PROMPT: Rename "row-num" to "row-index" in the data, starting at the line containing "menu-item-filter-color[interactable]: Filter by" and ending at the line containing "https://example.com/investment-p https:/… [434,331,726,516]". Return only those lines, with nothing else changed.

----

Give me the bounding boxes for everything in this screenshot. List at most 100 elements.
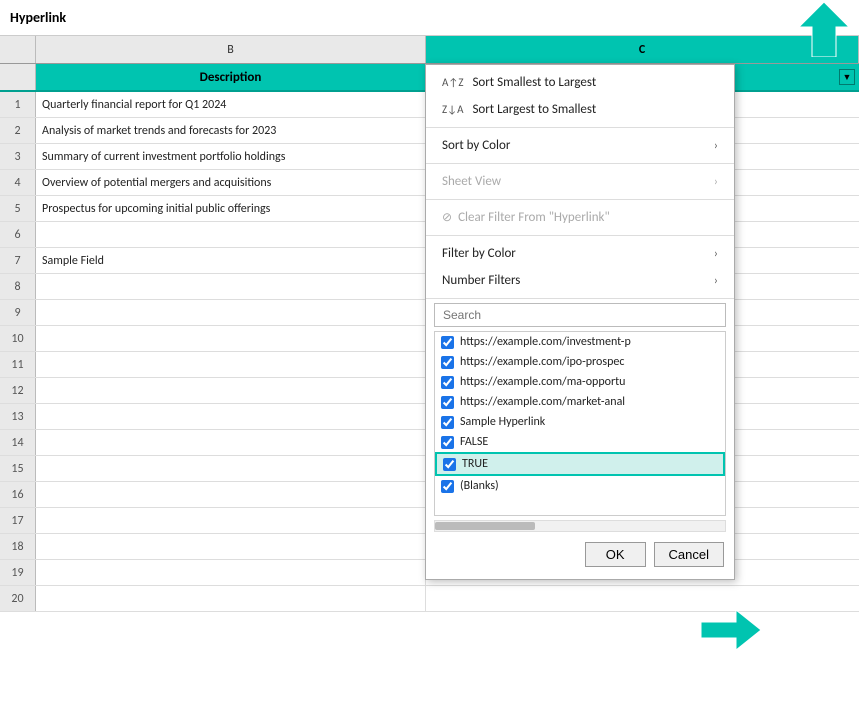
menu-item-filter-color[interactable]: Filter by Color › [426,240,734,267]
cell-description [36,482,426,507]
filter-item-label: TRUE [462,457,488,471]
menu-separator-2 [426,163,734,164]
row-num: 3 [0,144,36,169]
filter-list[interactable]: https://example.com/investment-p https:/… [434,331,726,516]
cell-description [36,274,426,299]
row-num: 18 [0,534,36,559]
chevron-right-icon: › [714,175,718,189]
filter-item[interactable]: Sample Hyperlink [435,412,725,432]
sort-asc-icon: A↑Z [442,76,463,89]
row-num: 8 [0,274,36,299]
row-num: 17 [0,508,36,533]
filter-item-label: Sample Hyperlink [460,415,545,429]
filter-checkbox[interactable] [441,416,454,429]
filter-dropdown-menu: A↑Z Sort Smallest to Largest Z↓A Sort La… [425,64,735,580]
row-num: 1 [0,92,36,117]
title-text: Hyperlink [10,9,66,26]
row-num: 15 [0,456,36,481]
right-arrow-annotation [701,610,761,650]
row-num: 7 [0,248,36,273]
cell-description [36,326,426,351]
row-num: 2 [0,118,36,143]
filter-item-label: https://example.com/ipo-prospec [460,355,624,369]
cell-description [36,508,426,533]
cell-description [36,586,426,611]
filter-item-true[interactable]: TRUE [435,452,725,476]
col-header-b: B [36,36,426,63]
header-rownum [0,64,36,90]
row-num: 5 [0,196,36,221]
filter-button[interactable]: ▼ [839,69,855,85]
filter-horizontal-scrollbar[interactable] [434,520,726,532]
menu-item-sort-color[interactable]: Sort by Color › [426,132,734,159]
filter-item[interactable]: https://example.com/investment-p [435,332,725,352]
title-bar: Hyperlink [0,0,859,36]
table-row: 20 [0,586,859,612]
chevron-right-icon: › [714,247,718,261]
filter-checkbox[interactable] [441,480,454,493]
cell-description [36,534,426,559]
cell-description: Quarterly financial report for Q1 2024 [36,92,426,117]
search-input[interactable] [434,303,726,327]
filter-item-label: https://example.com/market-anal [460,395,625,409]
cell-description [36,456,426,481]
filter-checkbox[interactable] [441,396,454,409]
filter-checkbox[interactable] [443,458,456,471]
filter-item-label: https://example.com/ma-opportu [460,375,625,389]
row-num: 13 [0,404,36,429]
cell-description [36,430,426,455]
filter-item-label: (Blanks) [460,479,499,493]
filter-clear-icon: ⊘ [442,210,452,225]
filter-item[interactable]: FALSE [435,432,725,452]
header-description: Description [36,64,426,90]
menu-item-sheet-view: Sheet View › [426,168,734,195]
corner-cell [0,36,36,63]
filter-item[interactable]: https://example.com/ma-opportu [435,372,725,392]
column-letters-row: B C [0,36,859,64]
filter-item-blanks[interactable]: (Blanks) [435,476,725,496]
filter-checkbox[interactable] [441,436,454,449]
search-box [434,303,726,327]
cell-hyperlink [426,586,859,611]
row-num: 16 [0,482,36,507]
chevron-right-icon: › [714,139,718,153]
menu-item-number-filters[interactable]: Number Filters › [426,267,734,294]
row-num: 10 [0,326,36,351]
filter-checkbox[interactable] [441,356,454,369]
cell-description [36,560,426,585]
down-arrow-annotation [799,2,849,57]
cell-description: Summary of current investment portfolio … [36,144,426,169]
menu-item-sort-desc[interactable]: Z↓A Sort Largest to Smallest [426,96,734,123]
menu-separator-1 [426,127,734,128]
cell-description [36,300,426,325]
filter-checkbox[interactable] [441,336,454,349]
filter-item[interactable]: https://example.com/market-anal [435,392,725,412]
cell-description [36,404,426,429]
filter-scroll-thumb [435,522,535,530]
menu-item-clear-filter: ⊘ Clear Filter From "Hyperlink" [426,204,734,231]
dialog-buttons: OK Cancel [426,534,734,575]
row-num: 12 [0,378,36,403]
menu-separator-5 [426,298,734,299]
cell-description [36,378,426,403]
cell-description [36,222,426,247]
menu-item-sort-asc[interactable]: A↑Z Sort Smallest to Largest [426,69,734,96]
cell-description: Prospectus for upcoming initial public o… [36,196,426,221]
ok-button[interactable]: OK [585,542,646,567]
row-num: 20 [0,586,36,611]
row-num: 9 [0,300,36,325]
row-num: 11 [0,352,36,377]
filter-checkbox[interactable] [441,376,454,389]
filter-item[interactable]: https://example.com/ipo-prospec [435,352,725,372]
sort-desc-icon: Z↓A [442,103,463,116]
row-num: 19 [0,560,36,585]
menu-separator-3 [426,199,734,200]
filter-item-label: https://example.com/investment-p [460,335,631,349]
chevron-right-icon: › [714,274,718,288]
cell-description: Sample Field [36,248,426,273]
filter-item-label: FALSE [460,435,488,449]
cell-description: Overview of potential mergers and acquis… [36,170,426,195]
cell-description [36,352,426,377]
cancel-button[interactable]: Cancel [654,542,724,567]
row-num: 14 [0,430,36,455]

----

IN RESPONSE:
menu-item-filter-color[interactable]: Filter by Color › [426,240,734,267]
cell-description [36,482,426,507]
filter-item-label: TRUE [462,457,488,471]
menu-separator-2 [426,163,734,164]
row-index: 3 [0,144,36,169]
filter-list[interactable]: https://example.com/investment-p https:/… [434,331,726,516]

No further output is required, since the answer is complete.